↓↓↓

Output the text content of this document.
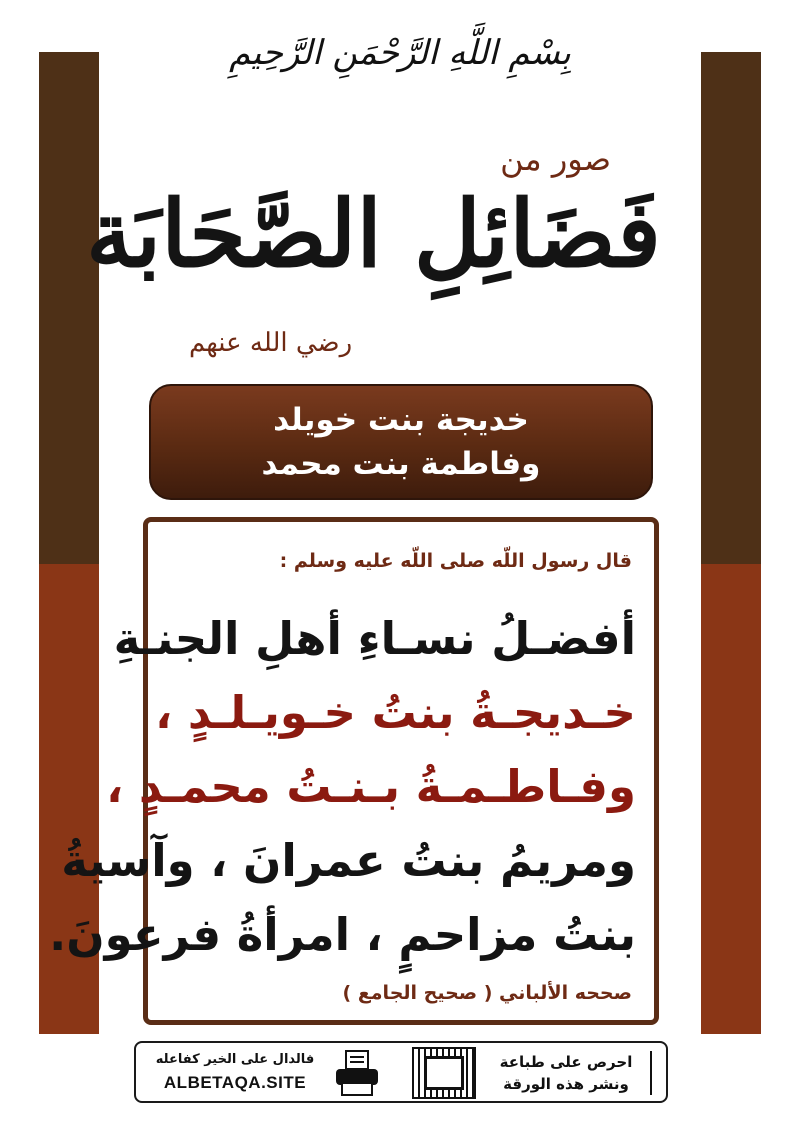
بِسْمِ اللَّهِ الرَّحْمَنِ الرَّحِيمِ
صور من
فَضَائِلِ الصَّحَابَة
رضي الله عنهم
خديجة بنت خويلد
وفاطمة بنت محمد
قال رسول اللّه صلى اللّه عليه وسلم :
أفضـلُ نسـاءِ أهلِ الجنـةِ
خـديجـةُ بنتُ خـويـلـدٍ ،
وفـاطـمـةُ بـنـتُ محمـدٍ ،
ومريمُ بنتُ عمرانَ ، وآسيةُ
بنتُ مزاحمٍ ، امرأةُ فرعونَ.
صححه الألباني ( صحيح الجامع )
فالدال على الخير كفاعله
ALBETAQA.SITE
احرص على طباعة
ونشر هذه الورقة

↑↑↑
↓↓↓

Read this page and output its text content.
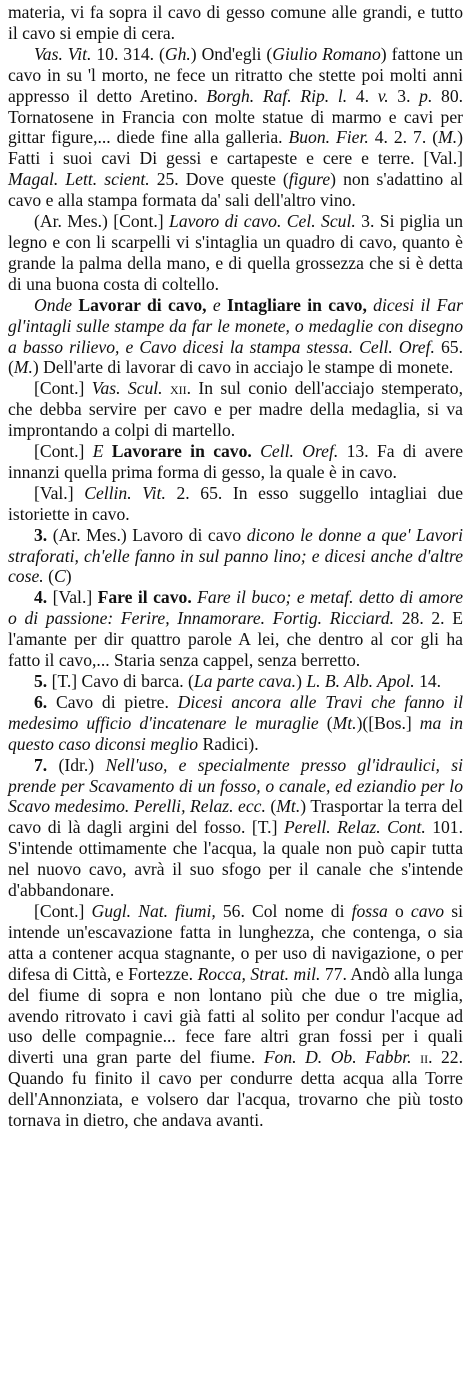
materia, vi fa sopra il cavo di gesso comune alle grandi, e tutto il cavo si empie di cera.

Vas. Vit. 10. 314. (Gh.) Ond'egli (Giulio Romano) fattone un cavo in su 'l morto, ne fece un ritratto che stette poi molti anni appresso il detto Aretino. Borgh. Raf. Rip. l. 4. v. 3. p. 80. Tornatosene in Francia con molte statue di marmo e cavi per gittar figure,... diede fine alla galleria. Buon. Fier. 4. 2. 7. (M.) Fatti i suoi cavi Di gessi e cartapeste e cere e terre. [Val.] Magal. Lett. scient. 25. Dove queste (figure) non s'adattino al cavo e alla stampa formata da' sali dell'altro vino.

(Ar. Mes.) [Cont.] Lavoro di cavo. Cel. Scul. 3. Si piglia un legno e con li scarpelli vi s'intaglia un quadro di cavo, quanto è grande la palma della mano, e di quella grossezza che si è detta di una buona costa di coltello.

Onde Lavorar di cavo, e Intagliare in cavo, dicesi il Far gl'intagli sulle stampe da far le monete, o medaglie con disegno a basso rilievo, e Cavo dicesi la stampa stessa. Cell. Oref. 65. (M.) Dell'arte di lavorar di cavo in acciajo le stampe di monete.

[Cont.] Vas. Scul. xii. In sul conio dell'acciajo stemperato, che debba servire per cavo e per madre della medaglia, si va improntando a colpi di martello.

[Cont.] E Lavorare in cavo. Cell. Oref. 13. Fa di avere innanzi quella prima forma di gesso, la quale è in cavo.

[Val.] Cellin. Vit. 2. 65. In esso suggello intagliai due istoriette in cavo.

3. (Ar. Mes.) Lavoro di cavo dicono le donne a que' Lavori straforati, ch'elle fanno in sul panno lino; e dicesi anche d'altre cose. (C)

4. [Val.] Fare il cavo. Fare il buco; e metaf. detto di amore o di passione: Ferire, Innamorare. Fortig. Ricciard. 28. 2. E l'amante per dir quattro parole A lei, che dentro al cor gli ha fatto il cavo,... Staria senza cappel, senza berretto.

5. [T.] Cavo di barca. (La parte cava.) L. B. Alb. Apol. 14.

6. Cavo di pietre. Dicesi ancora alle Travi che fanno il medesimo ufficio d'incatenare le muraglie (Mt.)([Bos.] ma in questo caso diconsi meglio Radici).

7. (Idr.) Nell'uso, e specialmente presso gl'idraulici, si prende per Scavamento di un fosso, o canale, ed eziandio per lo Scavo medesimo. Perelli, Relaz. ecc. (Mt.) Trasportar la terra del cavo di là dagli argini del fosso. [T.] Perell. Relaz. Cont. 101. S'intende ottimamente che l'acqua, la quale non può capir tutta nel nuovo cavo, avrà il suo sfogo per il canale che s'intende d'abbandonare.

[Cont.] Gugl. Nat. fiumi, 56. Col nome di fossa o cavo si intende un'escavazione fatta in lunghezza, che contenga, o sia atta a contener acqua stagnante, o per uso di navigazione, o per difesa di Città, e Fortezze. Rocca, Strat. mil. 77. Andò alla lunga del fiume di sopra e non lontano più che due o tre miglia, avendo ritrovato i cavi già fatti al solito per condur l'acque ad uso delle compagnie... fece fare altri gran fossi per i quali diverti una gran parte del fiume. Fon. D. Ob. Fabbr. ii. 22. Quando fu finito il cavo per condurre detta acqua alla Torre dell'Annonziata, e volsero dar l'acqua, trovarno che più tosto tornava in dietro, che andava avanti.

↑↑↑

**EXERCISE TASK**
In the listing, find every line containing the word "content" and list it.

**RESULT BELOW**
Output the text content of this document.
Read this page and output its text content.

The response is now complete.